Your instructions
Return the listing below unchanged, minus its pictures.

Input

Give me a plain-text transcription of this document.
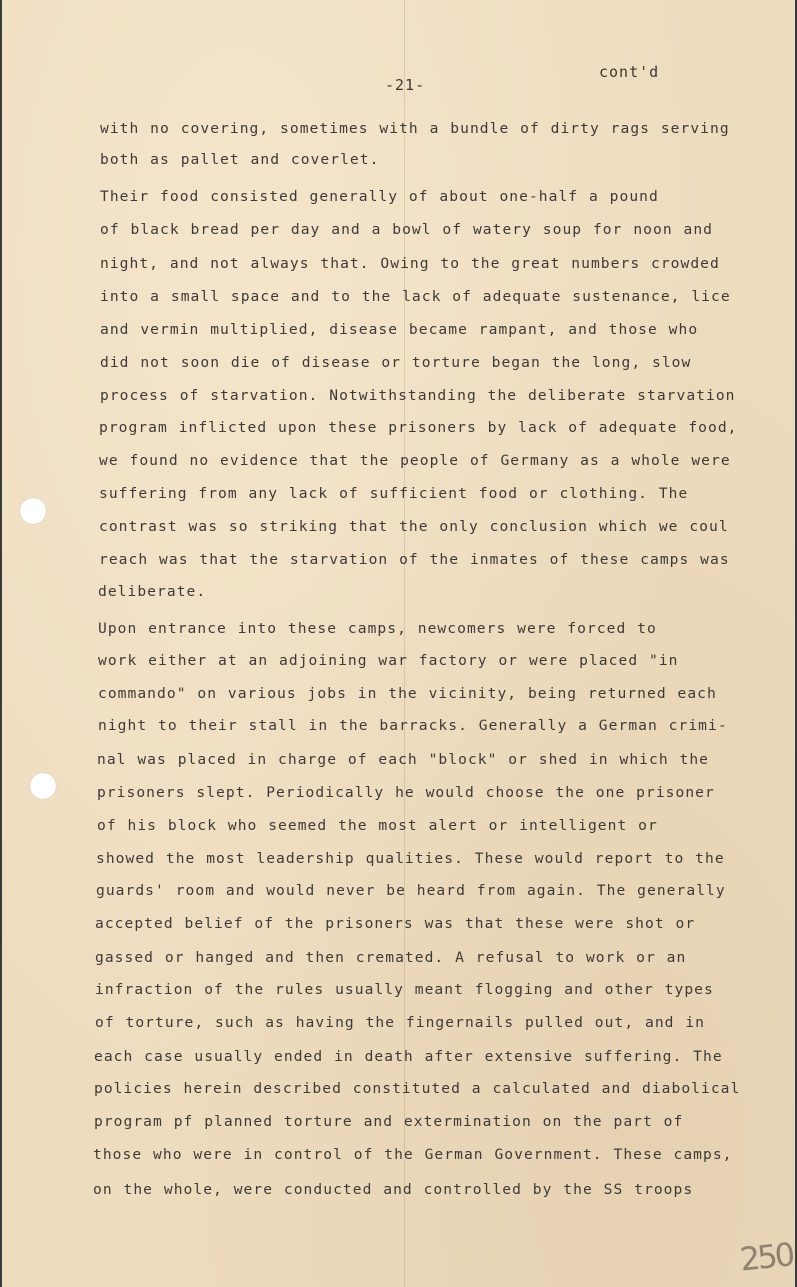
-21-

cont'd

with no covering, sometimes with a bundle of dirty rags serving

both as pallet and coverlet.

Their food consisted generally of about one-half a pound

of black bread per day and a bowl of watery soup for noon and

night, and not always that. Owing to the great numbers crowded

into a small space and to the lack of adequate sustenance, lice

and vermin multiplied, disease became rampant, and those who

did not soon die of disease or torture began the long, slow

process of starvation. Notwithstanding the deliberate starvation

program inflicted upon these prisoners by lack of adequate food,

we found no evidence that the people of Germany as a whole were

suffering from any lack of sufficient food or clothing. The

contrast was so striking that the only conclusion which we coul

reach was that the starvation of the inmates of these camps was

deliberate.

Upon entrance into these camps, newcomers were forced to

work either at an adjoining war factory or were placed "in

commando" on various jobs in the vicinity, being returned each

night to their stall in the barracks. Generally a German crimi-

nal was placed in charge of each "block" or shed in which the

prisoners slept. Periodically he would choose the one prisoner

of his block who seemed the most alert or intelligent or

showed the most leadership qualities. These would report to the

guards' room and would never be heard from again. The generally

accepted belief of the prisoners was that these were shot or

gassed or hanged and then cremated. A refusal to work or an

infraction of the rules usually meant flogging and other types

of torture, such as having the fingernails pulled out, and in

each case usually ended in death after extensive suffering. The

policies herein described constituted a calculated and diabolical

program pf planned torture and extermination on the part of

those who were in control of the German Government. These camps,

on the whole, were conducted and controlled by the SS troops

250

Solution
Give me a plain-text transcription of this document.
-21-

cont'd

with no covering, sometimes with a bundle of dirty rags serving

both as pallet and coverlet.

Their food consisted generally of about one-half a pound

of black bread per day and a bowl of watery soup for noon and

night, and not always that. Owing to the great numbers crowded

into a small space and to the lack of adequate sustenance, lice

and vermin multiplied, disease became rampant, and those who

did not soon die of disease or torture began the long, slow

process of starvation. Notwithstanding the deliberate starvation

program inflicted upon these prisoners by lack of adequate food,

we found no evidence that the people of Germany as a whole were

suffering from any lack of sufficient food or clothing. The

contrast was so striking that the only conclusion which we coul

reach was that the starvation of the inmates of these camps was

deliberate.

Upon entrance into these camps, newcomers were forced to

work either at an adjoining war factory or were placed "in

commando" on various jobs in the vicinity, being returned each

night to their stall in the barracks. Generally a German crimi-

nal was placed in charge of each "block" or shed in which the

prisoners slept. Periodically he would choose the one prisoner

of his block who seemed the most alert or intelligent or

showed the most leadership qualities. These would report to the

guards' room and would never be heard from again. The generally

accepted belief of the prisoners was that these were shot or

gassed or hanged and then cremated. A refusal to work or an

infraction of the rules usually meant flogging and other types

of torture, such as having the fingernails pulled out, and in

each case usually ended in death after extensive suffering. The

policies herein described constituted a calculated and diabolical

program pf planned torture and extermination on the part of

those who were in control of the German Government. These camps,

on the whole, were conducted and controlled by the SS troops

250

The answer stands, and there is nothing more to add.